AUSGEWÄHLTER AUSZUG:
——
Heimliche Herzkammern

Mit Ralph Siegel und Lou gewinnt der klassische Rumtataschlager. Und der NDR hat ein massives Quotenproblem

von JAN FEDDERSEN

„Ich respektiere jeden älteren Menschen, aber wäre es für ihn nicht besser, er würde sich mit einer schönen Frau in einen Whirlpool setzen und das Leben genießen?“ Da konnte Dieter Bohlen noch so sehr sein Gift ausschütten gegen seinen Nachfolger als Begleiter von Naddel: Ralph Siegel hatte es einmal mehr, zum 15. Mal seit 1976, geschafft.

Sein Act hatte den Grand-Prix-Vorentscheid gewonnen. Dieses Jahr für ihn im Rennen: Lou (39), bekannt aus dem Grand-Prix-Vorentscheid 2001 sowie als beliebte Gala-Entertainerin im Süddeutschen. Sie gewann den Event (relativ knapp) vor den schwäbisch-pietistischen Jüngern von Beatbetrieb und dem Kanzlerimitator Elmar Brandt.
——
AUFGABEN:
A) Zum wievielten Mal seit 1976 hat Ralph Siegel es laut dem Text über den Grand-Prix-Vorentscheid geschafft?
B) Schreib den Text über den Grand-Prix-Vorentscheid im Anschluss an seinen letzten Satz weiter.

Räumliche Layoutdaten:
——
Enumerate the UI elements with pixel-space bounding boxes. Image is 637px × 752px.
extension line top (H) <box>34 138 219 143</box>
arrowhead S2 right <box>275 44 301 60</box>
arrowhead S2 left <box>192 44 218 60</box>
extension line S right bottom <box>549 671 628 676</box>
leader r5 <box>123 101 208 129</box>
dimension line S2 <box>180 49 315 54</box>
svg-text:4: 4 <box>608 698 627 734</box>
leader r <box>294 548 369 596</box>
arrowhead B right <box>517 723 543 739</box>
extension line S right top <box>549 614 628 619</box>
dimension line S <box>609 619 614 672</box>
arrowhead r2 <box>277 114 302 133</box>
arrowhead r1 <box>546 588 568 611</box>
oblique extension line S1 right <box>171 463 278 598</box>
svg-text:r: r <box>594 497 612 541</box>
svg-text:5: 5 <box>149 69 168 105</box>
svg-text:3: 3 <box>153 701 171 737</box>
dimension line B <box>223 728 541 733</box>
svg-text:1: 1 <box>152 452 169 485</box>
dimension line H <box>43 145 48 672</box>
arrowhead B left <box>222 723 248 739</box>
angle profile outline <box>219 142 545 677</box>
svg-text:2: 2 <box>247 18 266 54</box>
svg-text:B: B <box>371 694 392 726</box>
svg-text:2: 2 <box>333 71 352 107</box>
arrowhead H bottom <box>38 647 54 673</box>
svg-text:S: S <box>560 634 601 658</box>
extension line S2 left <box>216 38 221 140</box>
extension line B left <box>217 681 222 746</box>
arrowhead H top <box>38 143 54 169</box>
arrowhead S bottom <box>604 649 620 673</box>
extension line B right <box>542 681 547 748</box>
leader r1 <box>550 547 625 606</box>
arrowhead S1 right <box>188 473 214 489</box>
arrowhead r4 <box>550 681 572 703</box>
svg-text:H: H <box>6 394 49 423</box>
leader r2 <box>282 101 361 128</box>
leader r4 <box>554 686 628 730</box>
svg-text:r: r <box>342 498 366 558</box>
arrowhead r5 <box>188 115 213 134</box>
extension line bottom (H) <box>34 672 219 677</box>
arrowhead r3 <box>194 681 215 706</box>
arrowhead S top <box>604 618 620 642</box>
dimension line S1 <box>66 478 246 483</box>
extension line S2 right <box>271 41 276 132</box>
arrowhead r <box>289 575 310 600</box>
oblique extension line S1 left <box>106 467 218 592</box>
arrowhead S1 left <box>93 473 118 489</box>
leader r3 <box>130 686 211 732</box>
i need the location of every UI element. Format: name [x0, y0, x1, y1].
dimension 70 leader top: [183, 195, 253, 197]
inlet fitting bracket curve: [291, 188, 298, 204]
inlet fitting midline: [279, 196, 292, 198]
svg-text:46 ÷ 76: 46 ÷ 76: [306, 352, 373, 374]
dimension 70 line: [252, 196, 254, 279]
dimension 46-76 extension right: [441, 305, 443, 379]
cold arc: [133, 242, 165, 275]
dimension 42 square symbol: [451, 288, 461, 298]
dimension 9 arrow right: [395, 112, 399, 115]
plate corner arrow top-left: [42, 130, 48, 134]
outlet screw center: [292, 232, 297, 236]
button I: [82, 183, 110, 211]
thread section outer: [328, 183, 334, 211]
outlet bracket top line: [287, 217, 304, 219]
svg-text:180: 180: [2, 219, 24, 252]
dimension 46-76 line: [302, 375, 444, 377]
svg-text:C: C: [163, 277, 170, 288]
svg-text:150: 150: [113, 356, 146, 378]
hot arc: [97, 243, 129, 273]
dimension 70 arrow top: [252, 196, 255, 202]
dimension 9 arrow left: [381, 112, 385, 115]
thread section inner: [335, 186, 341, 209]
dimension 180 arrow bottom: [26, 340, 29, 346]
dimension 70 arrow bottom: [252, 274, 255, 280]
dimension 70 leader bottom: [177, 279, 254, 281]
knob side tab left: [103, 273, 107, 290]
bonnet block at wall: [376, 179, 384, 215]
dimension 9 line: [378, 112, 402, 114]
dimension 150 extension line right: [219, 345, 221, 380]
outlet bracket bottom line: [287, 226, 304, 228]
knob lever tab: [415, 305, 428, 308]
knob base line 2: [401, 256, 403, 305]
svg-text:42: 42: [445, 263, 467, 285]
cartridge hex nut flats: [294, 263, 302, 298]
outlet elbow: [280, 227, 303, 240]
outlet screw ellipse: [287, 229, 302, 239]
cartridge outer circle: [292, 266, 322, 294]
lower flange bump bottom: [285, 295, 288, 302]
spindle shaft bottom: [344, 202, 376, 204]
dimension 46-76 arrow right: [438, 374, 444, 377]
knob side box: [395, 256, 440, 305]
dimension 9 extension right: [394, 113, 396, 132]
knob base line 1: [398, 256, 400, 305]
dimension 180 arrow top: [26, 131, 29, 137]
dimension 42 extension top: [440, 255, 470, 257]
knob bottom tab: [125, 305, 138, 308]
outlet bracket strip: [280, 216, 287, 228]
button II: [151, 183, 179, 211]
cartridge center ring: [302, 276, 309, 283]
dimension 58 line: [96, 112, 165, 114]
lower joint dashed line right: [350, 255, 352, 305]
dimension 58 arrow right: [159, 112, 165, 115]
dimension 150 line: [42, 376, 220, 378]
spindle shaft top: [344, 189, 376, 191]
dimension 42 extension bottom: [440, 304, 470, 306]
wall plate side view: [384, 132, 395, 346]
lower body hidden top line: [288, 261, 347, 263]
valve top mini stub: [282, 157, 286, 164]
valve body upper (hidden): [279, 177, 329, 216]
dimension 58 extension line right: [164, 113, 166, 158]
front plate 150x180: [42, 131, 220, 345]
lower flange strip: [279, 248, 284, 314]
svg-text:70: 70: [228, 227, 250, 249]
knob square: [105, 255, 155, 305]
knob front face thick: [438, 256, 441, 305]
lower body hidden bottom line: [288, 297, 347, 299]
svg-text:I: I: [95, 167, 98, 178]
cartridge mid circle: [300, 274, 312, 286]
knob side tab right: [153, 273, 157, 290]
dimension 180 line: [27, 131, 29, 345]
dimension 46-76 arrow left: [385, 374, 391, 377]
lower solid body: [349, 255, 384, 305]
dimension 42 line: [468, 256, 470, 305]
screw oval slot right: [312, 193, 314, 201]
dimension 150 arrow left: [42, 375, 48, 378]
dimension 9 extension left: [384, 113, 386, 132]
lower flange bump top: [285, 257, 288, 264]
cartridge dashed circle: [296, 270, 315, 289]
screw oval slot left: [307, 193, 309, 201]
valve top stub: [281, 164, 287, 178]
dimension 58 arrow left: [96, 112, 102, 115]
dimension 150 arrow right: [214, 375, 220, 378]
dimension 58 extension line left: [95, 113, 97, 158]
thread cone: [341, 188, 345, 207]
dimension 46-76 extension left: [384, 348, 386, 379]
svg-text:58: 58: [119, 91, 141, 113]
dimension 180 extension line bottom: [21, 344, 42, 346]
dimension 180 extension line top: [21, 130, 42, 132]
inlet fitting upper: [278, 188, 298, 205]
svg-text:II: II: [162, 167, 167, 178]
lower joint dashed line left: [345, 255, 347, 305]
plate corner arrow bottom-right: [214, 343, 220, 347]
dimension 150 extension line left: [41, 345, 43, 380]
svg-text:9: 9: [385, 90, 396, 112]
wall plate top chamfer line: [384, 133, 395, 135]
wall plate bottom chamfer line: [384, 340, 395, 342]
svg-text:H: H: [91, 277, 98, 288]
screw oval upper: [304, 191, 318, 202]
——
LÖSUNGEN:
A) Zum 15. Mal.

B)
Der lag nach dem ersten TED- und SMS-Wahlgang noch vorne, doch wollten ihn die Wähler, womöglich in einem Anflug von Kanzlertreue, doch nicht als Vertreter Deutschlands am 24. Mai in Riga am Mikrofon wissen. Der Mann, der um seine Favoritenposition wusste, zeigte sich ehrlich enttäuscht: „Damit hätte ich nicht gerechnet.“ Dass eben am Ende ein klassischer deutscher Rumtataschlager gewinnt.

Oder medialer formuliert: Dass schließlich der Frohsinn des Freizeit-Revue-Milieus (diese Illustrierte gab den medialen Support für Lou) den Trash der Bild-Zeitung, die multikulturelle Performance der taz-Sängerin Senait und die Liedermacheraura der Frankfurter Allgemeinen Sonntagszeitung mit ihrem Kandidaten, dem Jungen mit der Gitarre (DJMDG), schlägt, sagt vermutlich mehr über das Land und seine Befindlichkeit aus als jedes Politbarometer: In harten Zeiten sind feinsinnige Töne nicht gefragt – die Ästhetik des Ballermanns scheint zeitgeistiger als alles andere hierzulande.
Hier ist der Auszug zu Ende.